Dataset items
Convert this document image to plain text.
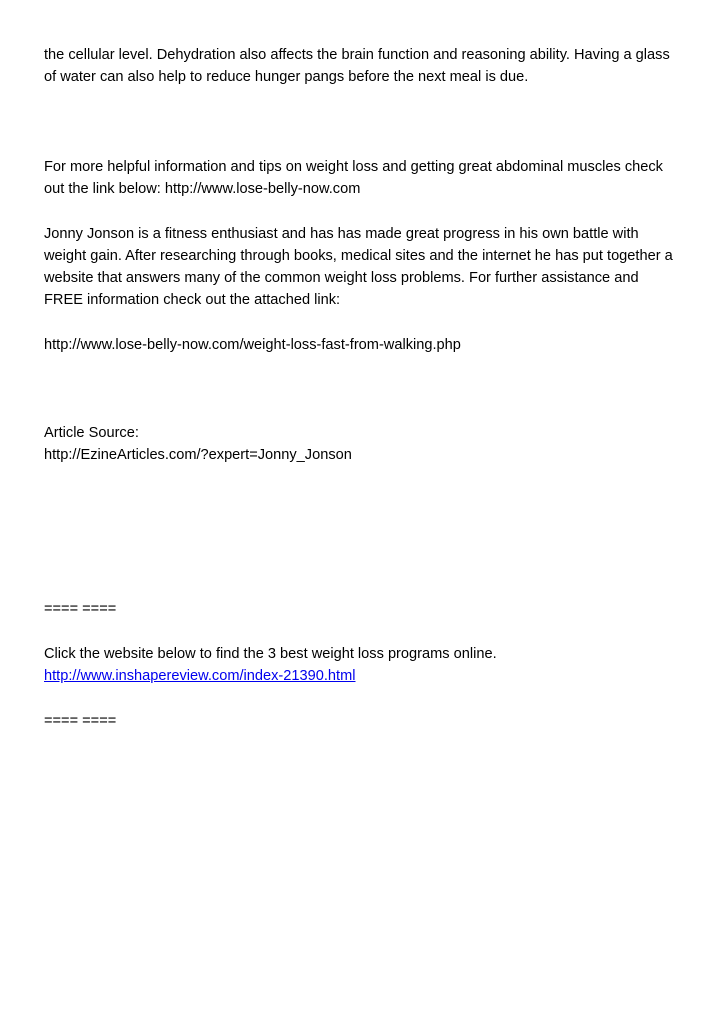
the cellular level. Dehydration also affects the brain function and reasoning ability. Having a glass
of water can also help to reduce hunger pangs before the next meal is due.
For more helpful information and tips on weight loss and getting great abdominal muscles check
out the link below: http://www.lose-belly-now.com
Jonny Jonson is a fitness enthusiast and has has made great progress in his own battle with
weight gain. After researching through books, medical sites and the internet he has put together a
website that answers many of the common weight loss problems. For further assistance and
FREE information check out the attached link:
http://www.lose-belly-now.com/weight-loss-fast-from-walking.php
Article Source:
http://EzineArticles.com/?expert=Jonny_Jonson
==== ====
Click the website below to find the 3 best weight loss programs online.
http://www.inshapereview.com/index-21390.html
==== ====
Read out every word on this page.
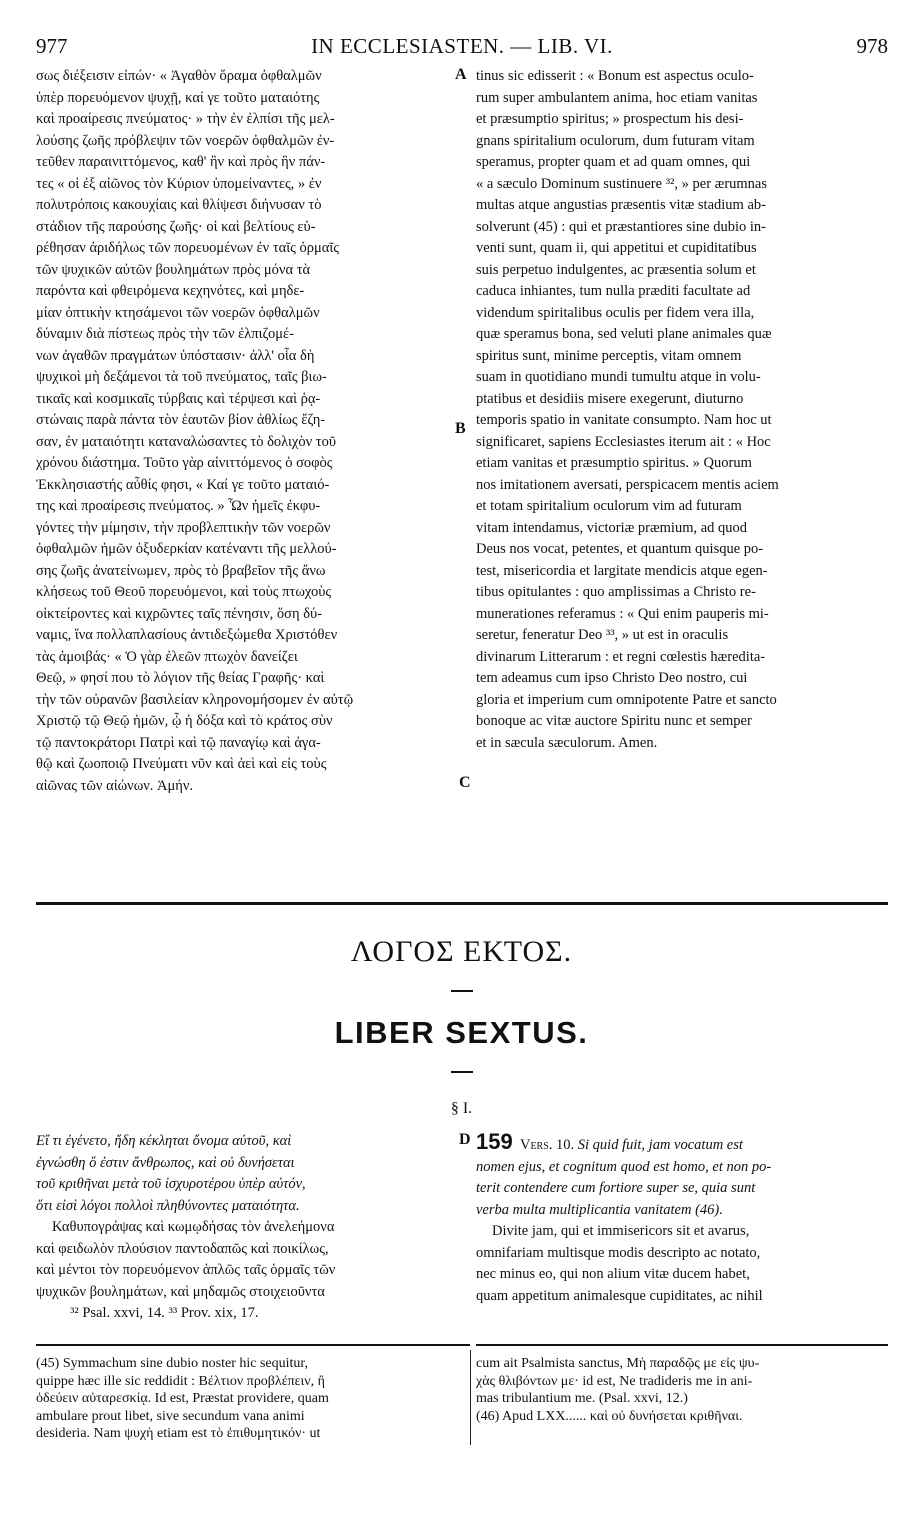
977	IN ECCLESIASTEN. — LIB. VI.	978
σως διέξεισιν εἰπών· « Ἀγαθὸν ὅραμα ὀφθαλμῶν
ὑπὲρ πορευόμενον ψυχῇ, καί γε τοῦτο ματαιότης
καὶ προαίρεσις πνεύματος· » τὴν ἐν ἐλπίσι τῆς μελ-
λούσης ζωῆς πρόβλεψιν τῶν νοερῶν ὀφθαλμῶν ἐν-
τεῦθεν παραινιττόμενος, καθ' ἣν καὶ πρὸς ἣν πάν-
τες « οἱ ἐξ αἰῶνος τὸν Κύριον ὑπομείναντες, » ἐν
πολυτρόποις κακουχίαις καὶ θλίψεσι διήνυσαν τὸ
στάδιον τῆς παρούσης ζωῆς· οἱ καὶ βελτίους εὑ-
ρέθησαν ἀριδήλως τῶν πορευομένων ἐν ταῖς ὁρμαῖς
τῶν ψυχικῶν αὐτῶν βουλημάτων πρὸς μόνα τὰ
παρόντα καὶ φθειρόμενα κεχηνότες, καὶ μηδε-
μίαν ὀπτικὴν κτησάμενοι τῶν νοερῶν ὀφθαλμῶν
δύναμιν διὰ πίστεως πρὸς τὴν τῶν ἐλπιζομέ-
νων ἀγαθῶν πραγμάτων ὑπόστασιν· ἀλλ' οἷα δὴ
ψυχικοὶ μὴ δεξάμενοι τὰ τοῦ πνεύματος, ταῖς βιω-
τικαῖς καὶ κοσμικαῖς τύρβαις καὶ τέρψεσι καὶ ῥᾳ-
στώναις παρὰ πάντα τὸν ἑαυτῶν βίον ἀθλίως ἔζη-
σαν, ἐν ματαιότητι καταναλώσαντες τὸ δολιχὸν τοῦ
χρόνου διάστημα. Τοῦτο γὰρ αἰνιττόμενος ὁ σοφὸς
Ἐκκλησιαστής αὖθίς φησι, « Καί γε τοῦτο ματαιό-
της καὶ προαίρεσις πνεύματος. » Ὧν ἡμεῖς ἐκφυ-
γόντες τὴν μίμησιν, τὴν προβλεπτικὴν τῶν νοερῶν
ὀφθαλμῶν ἡμῶν ὀξυδερκίαν κατέναντι τῆς μελλού-
σης ζωῆς ἀνατείνωμεν, πρὸς τὸ βραβεῖον τῆς ἄνω
κλήσεως τοῦ Θεοῦ πορευόμενοι, καὶ τοὺς πτωχοὺς
οἰκτείροντες καὶ κιχρῶντες ταῖς πένησιν, ὅση δύ-
ναμις, ἵνα πολλαπλασίους ἀντιδεξώμεθα Χριστόθεν
τὰς ἀμοιβάς· « Ὁ γὰρ ἐλεῶν πτωχὸν δανείζει
Θεῷ, » φησί που τὸ λόγιον τῆς θείας Γραφῆς· καὶ
τὴν τῶν οὐρανῶν βασιλείαν κληρονομήσομεν ἐν αὐτῷ
Χριστῷ τῷ Θεῷ ἡμῶν, ᾧ ἡ δόξα καὶ τὸ κράτος σὺν
τῷ παντοκράτορι Πατρὶ καὶ τῷ παναγίῳ καὶ ἀγα-
θῷ καὶ ζωοποιῷ Πνεύματι νῦν καὶ ἀεὶ καὶ εἰς τοὺς
αἰῶνας τῶν αἰώνων. Ἀμήν.
tinus sic edisserit : « Bonum est aspectus oculo-
rum super ambulantem anima, hoc etiam vanitas
et præsumptio spiritus; » prospectum his desi-
gnans spiritalium oculorum, dum futuram vitam
speramus, propter quam et ad quam omnes, qui
« a sæculo Dominum sustinuere ³², » per ærumnas
multas atque angustias præsentis vitæ stadium ab-
solverunt (45) : qui et præstantiores sine dubio in-
venti sunt, quam ii, qui appetitui et cupiditatibus
suis perpetuo indulgentes, ac præsentia solum et
caduca inhiantes, tum nulla præditi facultate ad
videndum spiritalibus oculis per fidem vera illa,
quæ speramus bona, sed veluti plane animales quæ
spiritus sunt, minime perceptis, vitam omnem
suam in quotidiano mundi tumultu atque in volu-
ptatibus et desidiis misere exegerunt, diuturno
temporis spatio in vanitate consumpto. Nam hoc ut
significaret, sapiens Ecclesiastes iterum ait : « Hoc
etiam vanitas et præsumptio spiritus. » Quorum
nos imitationem aversati, perspicacem mentis aciem
et totam spiritalium oculorum vim ad futuram
vitam intendamus, victoriæ præmium, ad quod
Deus nos vocat, petentes, et quantum quisque po-
test, misericordia et largitate mendicis atque egen-
tibus opitulantes : quo amplissimas a Christo re-
munerationes referamus : « Qui enim pauperis mi-
seretur, feneratur Deo ³³, » ut est in oraculis
divinarum Litterarum : et regni cœlestis hæredita-
tem adeamus cum ipso Christo Deo nostro, cui
gloria et imperium cum omnipotente Patre et sancto
bonoque ac vitæ auctore Spiritu nunc et semper
et in sæcula sæculorum. Amen.
A
B
C
D
ΛΟΓΟΣ ΕΚΤΟΣ.
LIBER SEXTUS.
§ I.
Εἴ τι ἐγένετο, ἤδη κέκληται ὄνομα αὐτοῦ, καὶ
ἐγνώσθη ὅ ἐστιν ἄνθρωπος, καὶ οὐ δυνήσεται
τοῦ κριθῆναι μετὰ τοῦ ἰσχυροτέρου ὑπὲρ αὐτόν,
ὅτι εἰσὶ λόγοι πολλοὶ πληθύνοντες ματαιότητα.
Καθυπογράψας καὶ κωμῳδήσας τὸν ἀνελεήμονα
καὶ φειδωλὸν πλούσιον παντοδαπῶς καὶ ποικίλως,
καὶ μέντοι τὸν πορευόμενον ἁπλῶς ταῖς ὁρμαῖς τῶν
ψυχικῶν βουλημάτων, καὶ μηδαμῶς στοιχειοῦντα
159 Vers. 10. Si quid fuit, jam vocatum est
nomen ejus, et cognitum quod est homo, et non po-
terit contendere cum fortiore super se, quia sunt
verba multa multiplicantia vanitatem (46).
Divite jam, qui et immisericors sit et avarus,
omnifariam multisque modis descripto ac notato,
nec minus eo, qui non alium vitæ ducem habet,
quam appetitum animalesque cupiditates, ac nihil
³² Psal. xxvi, 14. ³³ Prov. xix, 17.
(45) Symmachum sine dubio noster hic sequitur,
quippe hæc ille sic reddidit : Βέλτιον προβλέπειν, ἢ
ὁδεύειν αὐταρεσκίᾳ. Id est, Præstat providere, quam
ambulare prout libet, sive secundum vana animi
desideria. Nam ψυχὴ etiam est τὸ ἐπιθυμητικόν· ut
cum ait Psalmista sanctus, Μὴ παραδῷς με εἰς ψυ-
χὰς θλιβόντων με· id est, Ne tradideris me in ani-
mas tribulantium me. (Psal. xxvi, 12.)
(46) Apud LXX...... καὶ οὐ δυνήσεται κριθῆναι.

§ **GIVEN TASK**:
Write every entry out again exactly, dropping the pictures.

§ **EXERCISE SOLUTION**:
Convert this document image to plain text.
the cellular level. Dehydration also affects the brain function and reasoning ability. Having a glass
of water can also help to reduce hunger pangs before the next meal is due.
For more helpful information and tips on weight loss and getting great abdominal muscles check
out the link below: http://www.lose-belly-now.com
Jonny Jonson is a fitness enthusiast and has has made great progress in his own battle with
weight gain. After researching through books, medical sites and the internet he has put together a
website that answers many of the common weight loss problems. For further assistance and
FREE information check out the attached link:
http://www.lose-belly-now.com/weight-loss-fast-from-walking.php
Article Source:
http://EzineArticles.com/?expert=Jonny_Jonson
==== ====
Click the website below to find the 3 best weight loss programs online.
http://www.inshapereview.com/index-21390.html
==== ====
Read out every word on this page.
977	IN ECCLESIASTEN. — LIB. VI.	978
σως διέξεισιν εἰπών· « Ἀγαθὸν ὅραμα ὀφθαλμῶν
ὑπὲρ πορευόμενον ψυχῇ, καί γε τοῦτο ματαιότης
καὶ προαίρεσις πνεύματος· » τὴν ἐν ἐλπίσι τῆς μελ-
λούσης ζωῆς πρόβλεψιν τῶν νοερῶν ὀφθαλμῶν ἐν-
τεῦθεν παραινιττόμενος, καθ' ἣν καὶ πρὸς ἣν πάν-
τες « οἱ ἐξ αἰῶνος τὸν Κύριον ὑπομείναντες, » ἐν
πολυτρόποις κακουχίαις καὶ θλίψεσι διήνυσαν τὸ
στάδιον τῆς παρούσης ζωῆς· οἱ καὶ βελτίους εὑ-
ρέθησαν ἀριδήλως τῶν πορευομένων ἐν ταῖς ὁρμαῖς
τῶν ψυχικῶν αὐτῶν βουλημάτων πρὸς μόνα τὰ
παρόντα καὶ φθειρόμενα κεχηνότες, καὶ μηδε-
μίαν ὀπτικὴν κτησάμενοι τῶν νοερῶν ὀφθαλμῶν
δύναμιν διὰ πίστεως πρὸς τὴν τῶν ἐλπιζομέ-
νων ἀγαθῶν πραγμάτων ὑπόστασιν· ἀλλ' οἷα δὴ
ψυχικοὶ μὴ δεξάμενοι τὰ τοῦ πνεύματος, ταῖς βιω-
τικαῖς καὶ κοσμικαῖς τύρβαις καὶ τέρψεσι καὶ ῥᾳ-
στώναις παρὰ πάντα τὸν ἑαυτῶν βίον ἀθλίως ἔζη-
σαν, ἐν ματαιότητι καταναλώσαντες τὸ δολιχὸν τοῦ
χρόνου διάστημα. Τοῦτο γὰρ αἰνιττόμενος ὁ σοφὸς
Ἐκκλησιαστής αὖθίς φησι, « Καί γε τοῦτο ματαιό-
της καὶ προαίρεσις πνεύματος. » Ὧν ἡμεῖς ἐκφυ-
γόντες τὴν μίμησιν, τὴν προβλεπτικὴν τῶν νοερῶν
ὀφθαλμῶν ἡμῶν ὀξυδερκίαν κατέναντι τῆς μελλού-
σης ζωῆς ἀνατείνωμεν, πρὸς τὸ βραβεῖον τῆς ἄνω
κλήσεως τοῦ Θεοῦ πορευόμενοι, καὶ τοὺς πτωχοὺς
οἰκτείροντες καὶ κιχρῶντες ταῖς πένησιν, ὅση δύ-
ναμις, ἵνα πολλαπλασίους ἀντιδεξώμεθα Χριστόθεν
τὰς ἀμοιβάς· « Ὁ γὰρ ἐλεῶν πτωχὸν δανείζει
Θεῷ, » φησί που τὸ λόγιον τῆς θείας Γραφῆς· καὶ
τὴν τῶν οὐρανῶν βασιλείαν κληρονομήσομεν ἐν αὐτῷ
Χριστῷ τῷ Θεῷ ἡμῶν, ᾧ ἡ δόξα καὶ τὸ κράτος σὺν
τῷ παντοκράτορι Πατρὶ καὶ τῷ παναγίῳ καὶ ἀγα-
θῷ καὶ ζωοποιῷ Πνεύματι νῦν καὶ ἀεὶ καὶ εἰς τοὺς
αἰῶνας τῶν αἰώνων. Ἀμήν.
tinus sic edisserit : « Bonum est aspectus oculo-
rum super ambulantem anima, hoc etiam vanitas
et præsumptio spiritus; » prospectum his desi-
gnans spiritalium oculorum, dum futuram vitam
speramus, propter quam et ad quam omnes, qui
« a sæculo Dominum sustinuere ³², » per ærumnas
multas atque angustias præsentis vitæ stadium ab-
solverunt (45) : qui et præstantiores sine dubio in-
venti sunt, quam ii, qui appetitui et cupiditatibus
suis perpetuo indulgentes, ac præsentia solum et
caduca inhiantes, tum nulla præditi facultate ad
videndum spiritalibus oculis per fidem vera illa,
quæ speramus bona, sed veluti plane animales quæ
spiritus sunt, minime perceptis, vitam omnem
suam in quotidiano mundi tumultu atque in volu-
ptatibus et desidiis misere exegerunt, diuturno
temporis spatio in vanitate consumpto. Nam hoc ut
significaret, sapiens Ecclesiastes iterum ait : « Hoc
etiam vanitas et præsumptio spiritus. » Quorum
nos imitationem aversati, perspicacem mentis aciem
et totam spiritalium oculorum vim ad futuram
vitam intendamus, victoriæ præmium, ad quod
Deus nos vocat, petentes, et quantum quisque po-
test, misericordia et largitate mendicis atque egen-
tibus opitulantes : quo amplissimas a Christo re-
munerationes referamus : « Qui enim pauperis mi-
seretur, feneratur Deo ³³, » ut est in oraculis
divinarum Litterarum : et regni cœlestis hæredita-
tem adeamus cum ipso Christo Deo nostro, cui
gloria et imperium cum omnipotente Patre et sancto
bonoque ac vitæ auctore Spiritu nunc et semper
et in sæcula sæculorum. Amen.
A
B
C
D
ΛΟΓΟΣ ΕΚΤΟΣ.
LIBER SEXTUS.
§ I.
Εἴ τι ἐγένετο, ἤδη κέκληται ὄνομα αὐτοῦ, καὶ
ἐγνώσθη ὅ ἐστιν ἄνθρωπος, καὶ οὐ δυνήσεται
τοῦ κριθῆναι μετὰ τοῦ ἰσχυροτέρου ὑπὲρ αὐτόν,
ὅτι εἰσὶ λόγοι πολλοὶ πληθύνοντες ματαιότητα.
Καθυπογράψας καὶ κωμῳδήσας τὸν ἀνελεήμονα
καὶ φειδωλὸν πλούσιον παντοδαπῶς καὶ ποικίλως,
καὶ μέντοι τὸν πορευόμενον ἁπλῶς ταῖς ὁρμαῖς τῶν
ψυχικῶν βουλημάτων, καὶ μηδαμῶς στοιχειοῦντα
159 Vers. 10. Si quid fuit, jam vocatum est
nomen ejus, et cognitum quod est homo, et non po-
terit contendere cum fortiore super se, quia sunt
verba multa multiplicantia vanitatem (46).
Divite jam, qui et immisericors sit et avarus,
omnifariam multisque modis descripto ac notato,
nec minus eo, qui non alium vitæ ducem habet,
quam appetitum animalesque cupiditates, ac nihil
³² Psal. xxvi, 14. ³³ Prov. xix, 17.
(45) Symmachum sine dubio noster hic sequitur,
quippe hæc ille sic reddidit : Βέλτιον προβλέπειν, ἢ
ὁδεύειν αὐταρεσκίᾳ. Id est, Præstat providere, quam
ambulare prout libet, sive secundum vana animi
desideria. Nam ψυχὴ etiam est τὸ ἐπιθυμητικόν· ut
cum ait Psalmista sanctus, Μὴ παραδῷς με εἰς ψυ-
χὰς θλιβόντων με· id est, Ne tradideris me in ani-
mas tribulantium me. (Psal. xxvi, 12.)
(46) Apud LXX...... καὶ οὐ δυνήσεται κριθῆναι.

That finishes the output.